*Exercise task*
For the data below, work out how many lines contain the word "sunt" and supply only that number.

=== Information provided ===

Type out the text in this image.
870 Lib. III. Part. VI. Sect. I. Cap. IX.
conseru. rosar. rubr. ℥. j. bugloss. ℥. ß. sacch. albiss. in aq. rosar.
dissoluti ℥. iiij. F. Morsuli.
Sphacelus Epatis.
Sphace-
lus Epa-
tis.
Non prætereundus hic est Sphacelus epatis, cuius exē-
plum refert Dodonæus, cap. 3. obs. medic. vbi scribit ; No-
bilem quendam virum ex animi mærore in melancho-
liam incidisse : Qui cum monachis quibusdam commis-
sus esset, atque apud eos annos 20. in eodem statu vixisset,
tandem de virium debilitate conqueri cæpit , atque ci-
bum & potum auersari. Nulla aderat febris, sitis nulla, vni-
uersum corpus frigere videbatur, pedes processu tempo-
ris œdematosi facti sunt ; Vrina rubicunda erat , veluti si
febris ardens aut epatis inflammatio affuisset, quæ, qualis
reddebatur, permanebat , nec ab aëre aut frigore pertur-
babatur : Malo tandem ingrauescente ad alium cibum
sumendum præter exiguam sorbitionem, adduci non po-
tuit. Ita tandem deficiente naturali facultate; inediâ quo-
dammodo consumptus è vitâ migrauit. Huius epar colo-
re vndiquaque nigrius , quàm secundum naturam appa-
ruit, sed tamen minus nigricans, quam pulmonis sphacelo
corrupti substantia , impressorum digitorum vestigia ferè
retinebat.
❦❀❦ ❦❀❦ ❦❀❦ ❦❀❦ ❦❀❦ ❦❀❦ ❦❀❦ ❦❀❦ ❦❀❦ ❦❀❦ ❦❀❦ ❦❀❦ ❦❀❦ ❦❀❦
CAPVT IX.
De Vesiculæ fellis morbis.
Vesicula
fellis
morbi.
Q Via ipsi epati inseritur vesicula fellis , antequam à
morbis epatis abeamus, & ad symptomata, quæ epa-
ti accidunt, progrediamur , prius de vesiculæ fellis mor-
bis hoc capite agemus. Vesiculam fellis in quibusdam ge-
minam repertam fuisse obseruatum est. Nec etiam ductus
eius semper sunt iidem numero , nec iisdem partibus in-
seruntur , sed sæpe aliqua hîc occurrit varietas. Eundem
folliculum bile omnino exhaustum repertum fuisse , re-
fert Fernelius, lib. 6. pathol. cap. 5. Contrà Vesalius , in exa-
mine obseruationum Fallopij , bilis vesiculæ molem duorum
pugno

===

*Result for this task*
2